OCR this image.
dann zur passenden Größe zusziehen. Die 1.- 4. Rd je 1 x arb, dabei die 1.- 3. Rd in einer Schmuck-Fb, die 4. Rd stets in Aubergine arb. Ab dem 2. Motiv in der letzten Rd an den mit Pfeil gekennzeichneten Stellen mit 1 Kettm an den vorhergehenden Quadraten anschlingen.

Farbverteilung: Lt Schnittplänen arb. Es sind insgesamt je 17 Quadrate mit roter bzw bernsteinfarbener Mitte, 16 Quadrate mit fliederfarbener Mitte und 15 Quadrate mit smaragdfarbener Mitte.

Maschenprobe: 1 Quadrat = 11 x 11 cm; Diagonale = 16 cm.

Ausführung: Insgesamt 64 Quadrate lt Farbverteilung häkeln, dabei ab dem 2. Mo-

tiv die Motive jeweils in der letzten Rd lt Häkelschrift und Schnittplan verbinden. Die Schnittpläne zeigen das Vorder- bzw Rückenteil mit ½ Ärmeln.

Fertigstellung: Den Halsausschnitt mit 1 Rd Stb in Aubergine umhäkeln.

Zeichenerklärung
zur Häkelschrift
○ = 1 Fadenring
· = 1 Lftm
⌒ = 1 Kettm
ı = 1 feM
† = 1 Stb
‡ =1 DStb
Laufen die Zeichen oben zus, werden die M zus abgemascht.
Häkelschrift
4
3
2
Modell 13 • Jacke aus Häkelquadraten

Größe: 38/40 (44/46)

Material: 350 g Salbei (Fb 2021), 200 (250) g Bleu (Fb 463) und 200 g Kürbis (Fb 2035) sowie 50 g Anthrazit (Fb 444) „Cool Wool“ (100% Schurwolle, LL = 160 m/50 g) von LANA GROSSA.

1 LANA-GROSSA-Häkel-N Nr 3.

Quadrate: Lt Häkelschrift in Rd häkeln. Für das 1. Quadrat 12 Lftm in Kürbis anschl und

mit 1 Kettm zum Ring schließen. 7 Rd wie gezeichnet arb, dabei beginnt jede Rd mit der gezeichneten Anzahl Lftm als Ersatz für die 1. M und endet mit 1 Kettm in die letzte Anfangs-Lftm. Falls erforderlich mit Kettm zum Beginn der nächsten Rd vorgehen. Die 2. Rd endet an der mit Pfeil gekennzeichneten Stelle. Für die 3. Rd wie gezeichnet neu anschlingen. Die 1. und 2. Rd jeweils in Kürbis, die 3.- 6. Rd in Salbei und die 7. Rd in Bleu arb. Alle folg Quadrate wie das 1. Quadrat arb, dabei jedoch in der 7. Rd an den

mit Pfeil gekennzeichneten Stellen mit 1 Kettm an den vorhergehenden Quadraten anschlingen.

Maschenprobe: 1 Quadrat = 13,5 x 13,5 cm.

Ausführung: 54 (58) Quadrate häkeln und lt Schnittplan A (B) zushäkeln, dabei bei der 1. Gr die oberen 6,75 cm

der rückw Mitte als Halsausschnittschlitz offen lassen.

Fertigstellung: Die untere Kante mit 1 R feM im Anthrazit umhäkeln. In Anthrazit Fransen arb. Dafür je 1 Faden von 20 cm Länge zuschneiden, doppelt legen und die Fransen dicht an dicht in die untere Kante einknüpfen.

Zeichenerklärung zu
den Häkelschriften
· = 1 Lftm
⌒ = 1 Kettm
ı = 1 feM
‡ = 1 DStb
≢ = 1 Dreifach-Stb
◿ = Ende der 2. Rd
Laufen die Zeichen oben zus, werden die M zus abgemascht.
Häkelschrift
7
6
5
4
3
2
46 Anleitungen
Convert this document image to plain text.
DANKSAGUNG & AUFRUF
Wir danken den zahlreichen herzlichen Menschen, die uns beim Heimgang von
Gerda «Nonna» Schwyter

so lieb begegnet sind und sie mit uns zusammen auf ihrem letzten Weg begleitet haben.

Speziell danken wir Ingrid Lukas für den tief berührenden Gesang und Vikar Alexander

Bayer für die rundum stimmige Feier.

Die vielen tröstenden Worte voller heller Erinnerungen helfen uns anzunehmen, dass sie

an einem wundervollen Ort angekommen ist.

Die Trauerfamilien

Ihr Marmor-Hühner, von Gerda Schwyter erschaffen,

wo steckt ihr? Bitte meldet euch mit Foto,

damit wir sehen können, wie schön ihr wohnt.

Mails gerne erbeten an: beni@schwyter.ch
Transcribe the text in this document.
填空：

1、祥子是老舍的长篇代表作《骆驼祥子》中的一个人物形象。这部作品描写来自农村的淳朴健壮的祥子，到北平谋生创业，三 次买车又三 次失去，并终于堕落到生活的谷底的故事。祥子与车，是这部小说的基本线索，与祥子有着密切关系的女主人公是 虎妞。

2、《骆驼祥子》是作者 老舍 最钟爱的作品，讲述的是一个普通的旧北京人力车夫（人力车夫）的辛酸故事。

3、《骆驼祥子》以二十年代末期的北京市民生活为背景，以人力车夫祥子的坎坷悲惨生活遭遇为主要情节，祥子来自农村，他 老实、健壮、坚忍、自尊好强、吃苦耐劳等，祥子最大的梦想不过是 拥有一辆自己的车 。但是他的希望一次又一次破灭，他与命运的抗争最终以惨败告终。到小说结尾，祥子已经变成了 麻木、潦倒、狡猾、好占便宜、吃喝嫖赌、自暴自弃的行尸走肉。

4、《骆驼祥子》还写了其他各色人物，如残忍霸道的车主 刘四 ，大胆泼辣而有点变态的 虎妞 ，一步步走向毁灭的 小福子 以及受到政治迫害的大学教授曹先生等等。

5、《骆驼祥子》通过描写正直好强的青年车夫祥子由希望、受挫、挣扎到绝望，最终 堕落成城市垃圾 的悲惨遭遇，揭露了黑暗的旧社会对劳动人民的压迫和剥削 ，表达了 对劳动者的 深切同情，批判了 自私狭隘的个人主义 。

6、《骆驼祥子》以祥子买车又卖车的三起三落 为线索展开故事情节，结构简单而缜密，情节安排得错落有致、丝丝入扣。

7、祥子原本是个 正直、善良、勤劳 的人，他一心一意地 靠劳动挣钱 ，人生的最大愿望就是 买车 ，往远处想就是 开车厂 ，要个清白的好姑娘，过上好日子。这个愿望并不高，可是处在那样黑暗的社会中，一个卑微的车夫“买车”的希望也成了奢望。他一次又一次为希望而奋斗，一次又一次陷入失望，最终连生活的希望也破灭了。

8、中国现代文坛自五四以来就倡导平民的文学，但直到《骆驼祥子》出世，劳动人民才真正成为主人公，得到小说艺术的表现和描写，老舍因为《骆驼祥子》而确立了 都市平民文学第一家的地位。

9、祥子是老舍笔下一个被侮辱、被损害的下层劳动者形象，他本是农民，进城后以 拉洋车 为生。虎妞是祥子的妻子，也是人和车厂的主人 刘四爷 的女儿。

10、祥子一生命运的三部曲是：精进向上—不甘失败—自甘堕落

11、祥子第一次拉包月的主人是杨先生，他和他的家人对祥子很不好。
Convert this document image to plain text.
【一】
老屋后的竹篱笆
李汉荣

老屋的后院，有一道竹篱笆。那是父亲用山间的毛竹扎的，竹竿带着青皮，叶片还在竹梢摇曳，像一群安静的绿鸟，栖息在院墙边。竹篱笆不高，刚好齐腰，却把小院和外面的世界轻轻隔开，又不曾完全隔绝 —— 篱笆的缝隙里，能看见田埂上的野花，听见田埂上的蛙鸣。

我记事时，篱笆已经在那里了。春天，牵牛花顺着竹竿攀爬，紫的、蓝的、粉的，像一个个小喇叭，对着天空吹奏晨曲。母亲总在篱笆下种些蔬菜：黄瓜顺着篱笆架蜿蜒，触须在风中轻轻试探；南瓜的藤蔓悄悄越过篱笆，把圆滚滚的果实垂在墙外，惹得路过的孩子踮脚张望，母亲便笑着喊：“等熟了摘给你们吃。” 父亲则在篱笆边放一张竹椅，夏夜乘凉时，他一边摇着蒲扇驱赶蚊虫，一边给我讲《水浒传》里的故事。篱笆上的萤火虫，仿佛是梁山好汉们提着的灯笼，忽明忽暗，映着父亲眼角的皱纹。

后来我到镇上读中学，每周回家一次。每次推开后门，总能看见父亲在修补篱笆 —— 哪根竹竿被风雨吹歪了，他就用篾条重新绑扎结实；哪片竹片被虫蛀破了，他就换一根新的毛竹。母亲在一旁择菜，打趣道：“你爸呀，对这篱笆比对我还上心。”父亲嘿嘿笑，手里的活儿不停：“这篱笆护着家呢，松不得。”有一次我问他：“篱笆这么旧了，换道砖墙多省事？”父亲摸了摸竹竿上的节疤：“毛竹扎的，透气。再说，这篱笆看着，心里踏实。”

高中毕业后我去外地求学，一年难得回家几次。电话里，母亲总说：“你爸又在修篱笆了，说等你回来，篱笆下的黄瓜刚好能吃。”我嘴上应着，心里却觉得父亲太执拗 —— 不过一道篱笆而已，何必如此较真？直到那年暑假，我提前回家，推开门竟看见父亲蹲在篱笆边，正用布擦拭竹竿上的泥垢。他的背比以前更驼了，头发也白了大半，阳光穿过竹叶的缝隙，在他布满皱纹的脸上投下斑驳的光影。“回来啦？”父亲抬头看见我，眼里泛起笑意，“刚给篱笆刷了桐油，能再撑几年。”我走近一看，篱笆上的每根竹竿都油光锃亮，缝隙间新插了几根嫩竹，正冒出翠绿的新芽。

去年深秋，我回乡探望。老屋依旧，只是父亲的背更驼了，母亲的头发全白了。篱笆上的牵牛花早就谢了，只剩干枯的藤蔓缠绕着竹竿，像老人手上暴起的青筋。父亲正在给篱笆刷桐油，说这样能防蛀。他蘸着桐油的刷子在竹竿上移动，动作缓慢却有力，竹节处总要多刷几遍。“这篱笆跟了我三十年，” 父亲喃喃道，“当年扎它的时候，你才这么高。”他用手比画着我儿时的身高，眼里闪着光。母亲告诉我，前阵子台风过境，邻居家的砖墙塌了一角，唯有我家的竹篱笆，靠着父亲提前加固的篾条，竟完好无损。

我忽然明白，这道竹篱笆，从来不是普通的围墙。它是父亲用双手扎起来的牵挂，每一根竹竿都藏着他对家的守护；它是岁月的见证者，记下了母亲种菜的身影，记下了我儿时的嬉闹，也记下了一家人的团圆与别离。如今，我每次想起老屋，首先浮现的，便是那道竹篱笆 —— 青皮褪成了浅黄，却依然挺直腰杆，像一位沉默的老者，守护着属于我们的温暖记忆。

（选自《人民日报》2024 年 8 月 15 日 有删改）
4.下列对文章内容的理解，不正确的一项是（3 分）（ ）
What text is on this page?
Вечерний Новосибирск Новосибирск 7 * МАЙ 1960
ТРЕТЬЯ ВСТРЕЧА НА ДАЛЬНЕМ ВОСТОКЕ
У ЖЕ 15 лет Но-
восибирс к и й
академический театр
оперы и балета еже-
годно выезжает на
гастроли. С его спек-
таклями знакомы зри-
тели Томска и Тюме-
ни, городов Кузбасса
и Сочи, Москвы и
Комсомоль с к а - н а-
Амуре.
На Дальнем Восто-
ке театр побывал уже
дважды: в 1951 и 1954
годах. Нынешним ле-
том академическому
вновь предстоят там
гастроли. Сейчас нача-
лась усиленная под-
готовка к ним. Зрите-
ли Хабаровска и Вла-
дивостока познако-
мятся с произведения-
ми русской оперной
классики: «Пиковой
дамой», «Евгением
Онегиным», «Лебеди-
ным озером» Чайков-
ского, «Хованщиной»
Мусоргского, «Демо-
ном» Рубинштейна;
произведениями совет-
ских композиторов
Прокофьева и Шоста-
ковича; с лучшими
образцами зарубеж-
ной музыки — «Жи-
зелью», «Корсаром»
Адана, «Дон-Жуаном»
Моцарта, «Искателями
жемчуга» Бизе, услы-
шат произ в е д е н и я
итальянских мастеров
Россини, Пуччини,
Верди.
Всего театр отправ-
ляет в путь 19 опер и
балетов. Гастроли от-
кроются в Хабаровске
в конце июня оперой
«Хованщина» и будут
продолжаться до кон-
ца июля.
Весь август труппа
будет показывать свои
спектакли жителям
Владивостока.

━━━━━━━━

WRITTEN EXERCISE »
Select the lines that carry the string "danken" and copy them.

TASK RESPONSE »
Wir danken den zahlreichen herzlichen Menschen, die uns beim Heimgang von
Speziell danken wir Ingrid Lukas für den tief berührenden Gesang und Vikar Alexander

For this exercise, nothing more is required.